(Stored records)
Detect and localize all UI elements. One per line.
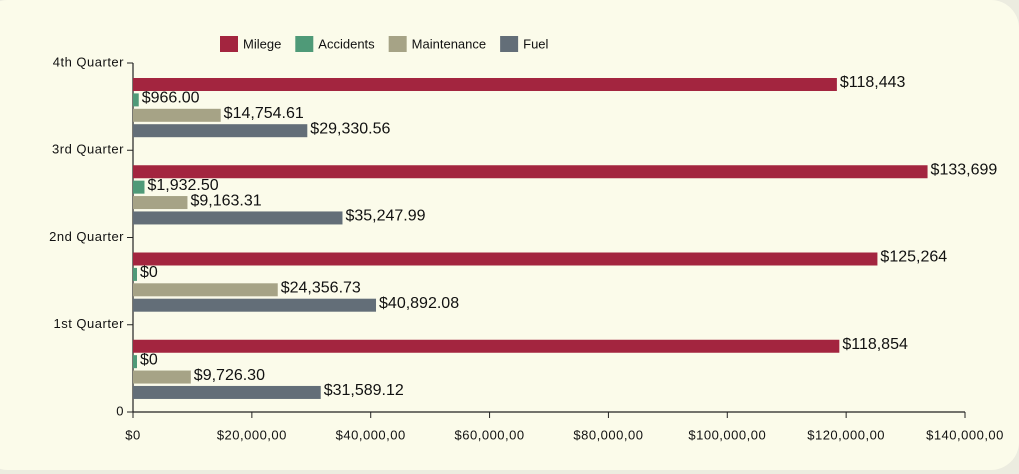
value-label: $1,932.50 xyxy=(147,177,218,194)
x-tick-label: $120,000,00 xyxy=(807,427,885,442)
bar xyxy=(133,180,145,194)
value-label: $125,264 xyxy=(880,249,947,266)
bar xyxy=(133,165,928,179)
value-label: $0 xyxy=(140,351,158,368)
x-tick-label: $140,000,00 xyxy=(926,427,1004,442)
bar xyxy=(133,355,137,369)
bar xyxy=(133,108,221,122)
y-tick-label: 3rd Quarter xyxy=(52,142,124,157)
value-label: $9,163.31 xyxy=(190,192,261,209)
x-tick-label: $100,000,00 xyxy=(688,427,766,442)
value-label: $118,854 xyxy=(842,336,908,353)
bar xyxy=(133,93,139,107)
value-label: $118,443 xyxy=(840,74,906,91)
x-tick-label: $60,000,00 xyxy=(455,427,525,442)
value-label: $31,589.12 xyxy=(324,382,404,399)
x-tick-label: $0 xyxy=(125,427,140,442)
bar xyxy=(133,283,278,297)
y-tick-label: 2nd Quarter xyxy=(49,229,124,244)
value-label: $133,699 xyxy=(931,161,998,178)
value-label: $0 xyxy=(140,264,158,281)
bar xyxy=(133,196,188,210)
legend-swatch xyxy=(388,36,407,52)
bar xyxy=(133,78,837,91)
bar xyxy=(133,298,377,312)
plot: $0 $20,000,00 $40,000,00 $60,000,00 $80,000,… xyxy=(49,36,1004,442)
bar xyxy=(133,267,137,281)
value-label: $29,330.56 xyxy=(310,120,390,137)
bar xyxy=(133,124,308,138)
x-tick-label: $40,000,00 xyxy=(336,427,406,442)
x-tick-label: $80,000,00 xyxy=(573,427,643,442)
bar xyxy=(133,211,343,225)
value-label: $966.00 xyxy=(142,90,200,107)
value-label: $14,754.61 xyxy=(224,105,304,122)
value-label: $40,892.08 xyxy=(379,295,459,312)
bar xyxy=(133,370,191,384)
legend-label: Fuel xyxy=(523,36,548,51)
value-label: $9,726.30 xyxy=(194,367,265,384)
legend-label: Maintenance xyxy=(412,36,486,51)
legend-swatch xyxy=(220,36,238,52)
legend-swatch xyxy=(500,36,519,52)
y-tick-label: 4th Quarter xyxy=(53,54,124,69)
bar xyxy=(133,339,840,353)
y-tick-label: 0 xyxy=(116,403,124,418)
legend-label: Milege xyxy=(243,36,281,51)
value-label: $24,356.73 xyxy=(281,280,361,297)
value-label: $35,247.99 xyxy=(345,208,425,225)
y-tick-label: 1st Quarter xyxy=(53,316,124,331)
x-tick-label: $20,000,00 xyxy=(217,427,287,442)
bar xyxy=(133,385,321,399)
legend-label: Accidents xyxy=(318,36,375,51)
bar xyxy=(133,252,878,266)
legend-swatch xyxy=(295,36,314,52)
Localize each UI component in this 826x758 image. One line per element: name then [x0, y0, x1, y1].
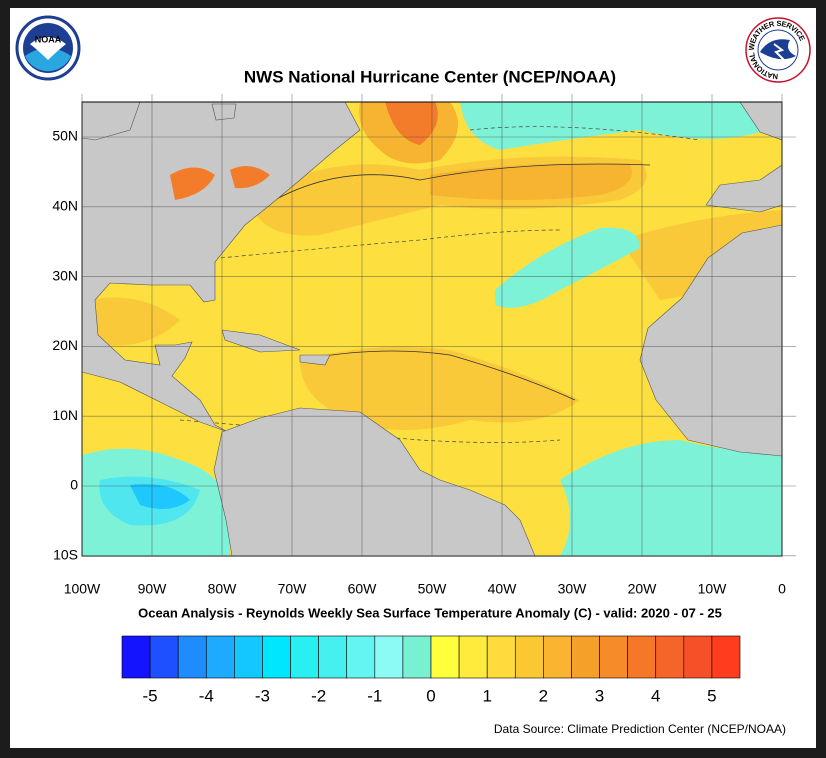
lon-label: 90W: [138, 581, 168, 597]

Short exercise >> Report every line of the records above that contains the string "legend", copying each one in full.

Completed exercise >>
legend-swatch xyxy=(388,36,407,52)
legend-label: Fuel xyxy=(523,36,548,51)
legend-label: Maintenance xyxy=(412,36,486,51)
legend-swatch xyxy=(220,36,238,52)
legend-swatch xyxy=(500,36,519,52)
legend-label: Milege xyxy=(243,36,281,51)
legend-label: Accidents xyxy=(318,36,375,51)
legend-swatch xyxy=(295,36,314,52)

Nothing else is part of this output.